## Exercise requirements
Would you print the records below word for word, without the pictures?

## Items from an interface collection
-*-*-
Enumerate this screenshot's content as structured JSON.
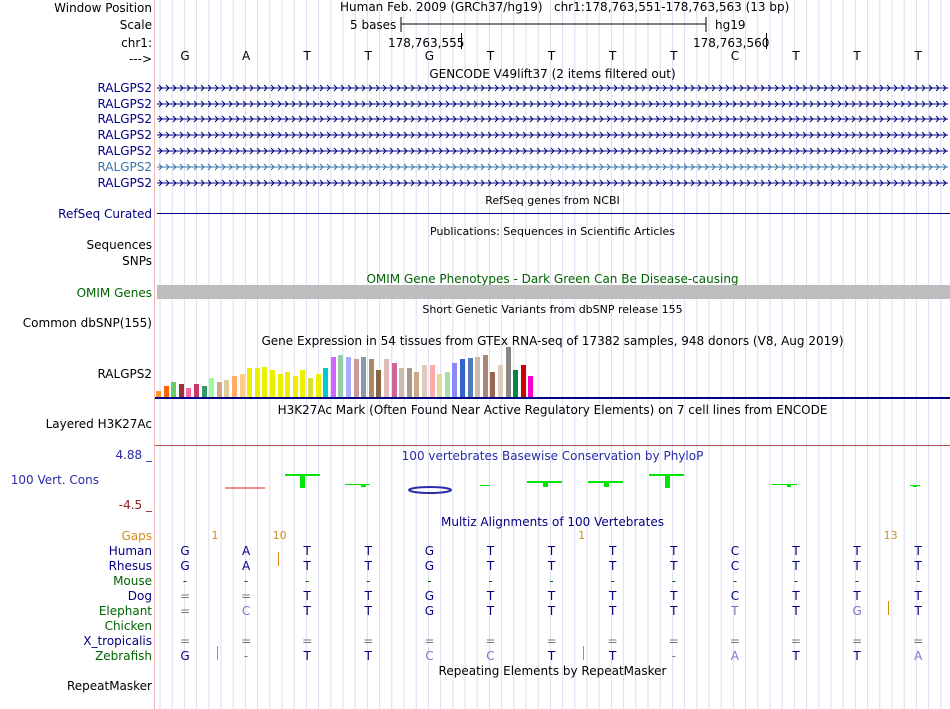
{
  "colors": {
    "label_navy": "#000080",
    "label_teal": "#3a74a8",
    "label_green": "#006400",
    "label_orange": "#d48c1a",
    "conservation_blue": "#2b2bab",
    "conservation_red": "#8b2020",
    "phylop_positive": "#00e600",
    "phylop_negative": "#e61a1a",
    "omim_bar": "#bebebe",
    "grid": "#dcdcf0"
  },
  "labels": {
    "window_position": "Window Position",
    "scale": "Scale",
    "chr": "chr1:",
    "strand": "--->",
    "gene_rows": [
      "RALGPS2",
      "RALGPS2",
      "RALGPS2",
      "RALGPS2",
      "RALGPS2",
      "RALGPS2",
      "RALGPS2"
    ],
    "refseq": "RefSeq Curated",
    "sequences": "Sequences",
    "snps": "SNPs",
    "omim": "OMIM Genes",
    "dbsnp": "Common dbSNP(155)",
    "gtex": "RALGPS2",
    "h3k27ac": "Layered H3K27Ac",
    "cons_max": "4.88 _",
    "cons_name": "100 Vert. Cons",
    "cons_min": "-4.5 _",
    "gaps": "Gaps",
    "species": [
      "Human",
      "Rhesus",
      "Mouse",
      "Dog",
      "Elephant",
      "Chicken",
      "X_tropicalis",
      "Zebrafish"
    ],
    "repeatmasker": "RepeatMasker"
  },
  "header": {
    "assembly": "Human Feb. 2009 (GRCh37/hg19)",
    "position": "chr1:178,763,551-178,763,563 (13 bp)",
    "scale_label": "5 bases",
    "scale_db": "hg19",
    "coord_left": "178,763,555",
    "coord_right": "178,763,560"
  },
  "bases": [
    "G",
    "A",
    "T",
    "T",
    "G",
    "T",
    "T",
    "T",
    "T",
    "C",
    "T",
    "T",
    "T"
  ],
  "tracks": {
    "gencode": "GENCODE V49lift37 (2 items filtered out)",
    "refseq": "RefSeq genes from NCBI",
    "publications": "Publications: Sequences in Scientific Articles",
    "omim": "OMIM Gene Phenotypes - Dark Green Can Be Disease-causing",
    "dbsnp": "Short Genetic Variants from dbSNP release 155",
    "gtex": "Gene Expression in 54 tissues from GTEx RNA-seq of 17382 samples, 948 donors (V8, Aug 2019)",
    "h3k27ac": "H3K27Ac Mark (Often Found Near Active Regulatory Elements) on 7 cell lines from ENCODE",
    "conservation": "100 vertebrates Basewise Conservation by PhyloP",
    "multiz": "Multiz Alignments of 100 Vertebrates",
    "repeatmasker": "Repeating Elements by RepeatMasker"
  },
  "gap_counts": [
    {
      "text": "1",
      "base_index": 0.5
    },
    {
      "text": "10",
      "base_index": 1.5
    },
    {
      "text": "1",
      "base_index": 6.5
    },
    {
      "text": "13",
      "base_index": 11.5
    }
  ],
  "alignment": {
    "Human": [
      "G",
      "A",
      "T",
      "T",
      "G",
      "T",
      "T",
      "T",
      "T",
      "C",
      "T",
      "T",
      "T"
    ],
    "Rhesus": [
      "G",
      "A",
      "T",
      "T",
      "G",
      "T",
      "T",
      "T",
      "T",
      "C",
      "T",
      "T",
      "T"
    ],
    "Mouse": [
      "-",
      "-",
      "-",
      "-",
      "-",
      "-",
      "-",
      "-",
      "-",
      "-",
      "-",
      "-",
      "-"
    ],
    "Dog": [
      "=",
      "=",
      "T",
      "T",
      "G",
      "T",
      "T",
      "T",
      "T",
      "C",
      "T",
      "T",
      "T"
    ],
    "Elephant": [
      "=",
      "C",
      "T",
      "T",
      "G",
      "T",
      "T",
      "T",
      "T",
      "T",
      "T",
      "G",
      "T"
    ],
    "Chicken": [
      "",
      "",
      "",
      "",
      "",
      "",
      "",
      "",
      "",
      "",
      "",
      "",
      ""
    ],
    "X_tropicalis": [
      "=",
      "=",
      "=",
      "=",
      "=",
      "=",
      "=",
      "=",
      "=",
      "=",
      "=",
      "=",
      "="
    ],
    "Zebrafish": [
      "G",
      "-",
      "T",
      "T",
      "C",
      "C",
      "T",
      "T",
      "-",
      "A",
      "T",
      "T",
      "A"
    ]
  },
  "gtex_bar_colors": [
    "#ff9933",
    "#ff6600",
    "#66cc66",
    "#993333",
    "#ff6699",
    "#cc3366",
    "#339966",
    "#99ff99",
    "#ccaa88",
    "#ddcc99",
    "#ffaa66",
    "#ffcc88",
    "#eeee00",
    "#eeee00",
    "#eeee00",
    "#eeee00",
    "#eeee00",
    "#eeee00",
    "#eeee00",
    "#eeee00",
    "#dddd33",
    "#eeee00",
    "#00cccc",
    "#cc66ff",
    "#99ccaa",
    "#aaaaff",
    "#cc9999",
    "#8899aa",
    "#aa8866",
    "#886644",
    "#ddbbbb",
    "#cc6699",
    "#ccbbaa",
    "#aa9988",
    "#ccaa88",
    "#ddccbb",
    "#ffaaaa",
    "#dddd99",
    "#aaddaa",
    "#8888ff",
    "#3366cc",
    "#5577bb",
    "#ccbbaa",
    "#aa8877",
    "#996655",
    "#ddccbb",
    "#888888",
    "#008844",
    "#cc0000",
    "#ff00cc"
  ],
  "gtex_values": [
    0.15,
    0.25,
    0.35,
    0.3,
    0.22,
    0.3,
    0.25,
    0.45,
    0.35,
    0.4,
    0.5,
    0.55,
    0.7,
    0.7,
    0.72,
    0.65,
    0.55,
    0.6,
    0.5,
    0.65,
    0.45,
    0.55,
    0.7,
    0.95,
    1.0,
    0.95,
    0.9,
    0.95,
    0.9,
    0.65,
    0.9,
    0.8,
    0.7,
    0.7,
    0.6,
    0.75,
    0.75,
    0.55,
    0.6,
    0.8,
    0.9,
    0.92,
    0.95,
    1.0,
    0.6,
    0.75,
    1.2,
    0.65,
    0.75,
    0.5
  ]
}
-*-*-
## Result of the task
Enumerate this screenshot's content as structured JSON.
{
  "colors": {
    "label_navy": "#000080",
    "label_teal": "#3a74a8",
    "label_green": "#006400",
    "label_orange": "#d48c1a",
    "conservation_blue": "#2b2bab",
    "conservation_red": "#8b2020",
    "phylop_positive": "#00e600",
    "phylop_negative": "#e61a1a",
    "omim_bar": "#bebebe",
    "grid": "#dcdcf0"
  },
  "labels": {
    "window_position": "Window Position",
    "scale": "Scale",
    "chr": "chr1:",
    "strand": "--->",
    "gene_rows": [
      "RALGPS2",
      "RALGPS2",
      "RALGPS2",
      "RALGPS2",
      "RALGPS2",
      "RALGPS2",
      "RALGPS2"
    ],
    "refseq": "RefSeq Curated",
    "sequences": "Sequences",
    "snps": "SNPs",
    "omim": "OMIM Genes",
    "dbsnp": "Common dbSNP(155)",
    "gtex": "RALGPS2",
    "h3k27ac": "Layered H3K27Ac",
    "cons_max": "4.88 _",
    "cons_name": "100 Vert. Cons",
    "cons_min": "-4.5 _",
    "gaps": "Gaps",
    "species": [
      "Human",
      "Rhesus",
      "Mouse",
      "Dog",
      "Elephant",
      "Chicken",
      "X_tropicalis",
      "Zebrafish"
    ],
    "repeatmasker": "RepeatMasker"
  },
  "header": {
    "assembly": "Human Feb. 2009 (GRCh37/hg19)",
    "position": "chr1:178,763,551-178,763,563 (13 bp)",
    "scale_label": "5 bases",
    "scale_db": "hg19",
    "coord_left": "178,763,555",
    "coord_right": "178,763,560"
  },
  "bases": [
    "G",
    "A",
    "T",
    "T",
    "G",
    "T",
    "T",
    "T",
    "T",
    "C",
    "T",
    "T",
    "T"
  ],
  "tracks": {
    "gencode": "GENCODE V49lift37 (2 items filtered out)",
    "refseq": "RefSeq genes from NCBI",
    "publications": "Publications: Sequences in Scientific Articles",
    "omim": "OMIM Gene Phenotypes - Dark Green Can Be Disease-causing",
    "dbsnp": "Short Genetic Variants from dbSNP release 155",
    "gtex": "Gene Expression in 54 tissues from GTEx RNA-seq of 17382 samples, 948 donors (V8, Aug 2019)",
    "h3k27ac": "H3K27Ac Mark (Often Found Near Active Regulatory Elements) on 7 cell lines from ENCODE",
    "conservation": "100 vertebrates Basewise Conservation by PhyloP",
    "multiz": "Multiz Alignments of 100 Vertebrates",
    "repeatmasker": "Repeating Elements by RepeatMasker"
  },
  "gap_counts": [
    {
      "text": "1",
      "base_index": 0.5
    },
    {
      "text": "10",
      "base_index": 1.5
    },
    {
      "text": "1",
      "base_index": 6.5
    },
    {
      "text": "13",
      "base_index": 11.5
    }
  ],
  "alignment": {
    "Human": [
      "G",
      "A",
      "T",
      "T",
      "G",
      "T",
      "T",
      "T",
      "T",
      "C",
      "T",
      "T",
      "T"
    ],
    "Rhesus": [
      "G",
      "A",
      "T",
      "T",
      "G",
      "T",
      "T",
      "T",
      "T",
      "C",
      "T",
      "T",
      "T"
    ],
    "Mouse": [
      "-",
      "-",
      "-",
      "-",
      "-",
      "-",
      "-",
      "-",
      "-",
      "-",
      "-",
      "-",
      "-"
    ],
    "Dog": [
      "=",
      "=",
      "T",
      "T",
      "G",
      "T",
      "T",
      "T",
      "T",
      "C",
      "T",
      "T",
      "T"
    ],
    "Elephant": [
      "=",
      "C",
      "T",
      "T",
      "G",
      "T",
      "T",
      "T",
      "T",
      "T",
      "T",
      "G",
      "T"
    ],
    "Chicken": [
      "",
      "",
      "",
      "",
      "",
      "",
      "",
      "",
      "",
      "",
      "",
      "",
      ""
    ],
    "X_tropicalis": [
      "=",
      "=",
      "=",
      "=",
      "=",
      "=",
      "=",
      "=",
      "=",
      "=",
      "=",
      "=",
      "="
    ],
    "Zebrafish": [
      "G",
      "-",
      "T",
      "T",
      "C",
      "C",
      "T",
      "T",
      "-",
      "A",
      "T",
      "T",
      "A"
    ]
  },
  "gtex_bar_colors": [
    "#ff9933",
    "#ff6600",
    "#66cc66",
    "#993333",
    "#ff6699",
    "#cc3366",
    "#339966",
    "#99ff99",
    "#ccaa88",
    "#ddcc99",
    "#ffaa66",
    "#ffcc88",
    "#eeee00",
    "#eeee00",
    "#eeee00",
    "#eeee00",
    "#eeee00",
    "#eeee00",
    "#eeee00",
    "#eeee00",
    "#dddd33",
    "#eeee00",
    "#00cccc",
    "#cc66ff",
    "#99ccaa",
    "#aaaaff",
    "#cc9999",
    "#8899aa",
    "#aa8866",
    "#886644",
    "#ddbbbb",
    "#cc6699",
    "#ccbbaa",
    "#aa9988",
    "#ccaa88",
    "#ddccbb",
    "#ffaaaa",
    "#dddd99",
    "#aaddaa",
    "#8888ff",
    "#3366cc",
    "#5577bb",
    "#ccbbaa",
    "#aa8877",
    "#996655",
    "#ddccbb",
    "#888888",
    "#008844",
    "#cc0000",
    "#ff00cc"
  ],
  "gtex_values": [
    0.15,
    0.25,
    0.35,
    0.3,
    0.22,
    0.3,
    0.25,
    0.45,
    0.35,
    0.4,
    0.5,
    0.55,
    0.7,
    0.7,
    0.72,
    0.65,
    0.55,
    0.6,
    0.5,
    0.65,
    0.45,
    0.55,
    0.7,
    0.95,
    1.0,
    0.95,
    0.9,
    0.95,
    0.9,
    0.65,
    0.9,
    0.8,
    0.7,
    0.7,
    0.6,
    0.75,
    0.75,
    0.55,
    0.6,
    0.8,
    0.9,
    0.92,
    0.95,
    1.0,
    0.6,
    0.75,
    1.2,
    0.65,
    0.75,
    0.5
  ]
}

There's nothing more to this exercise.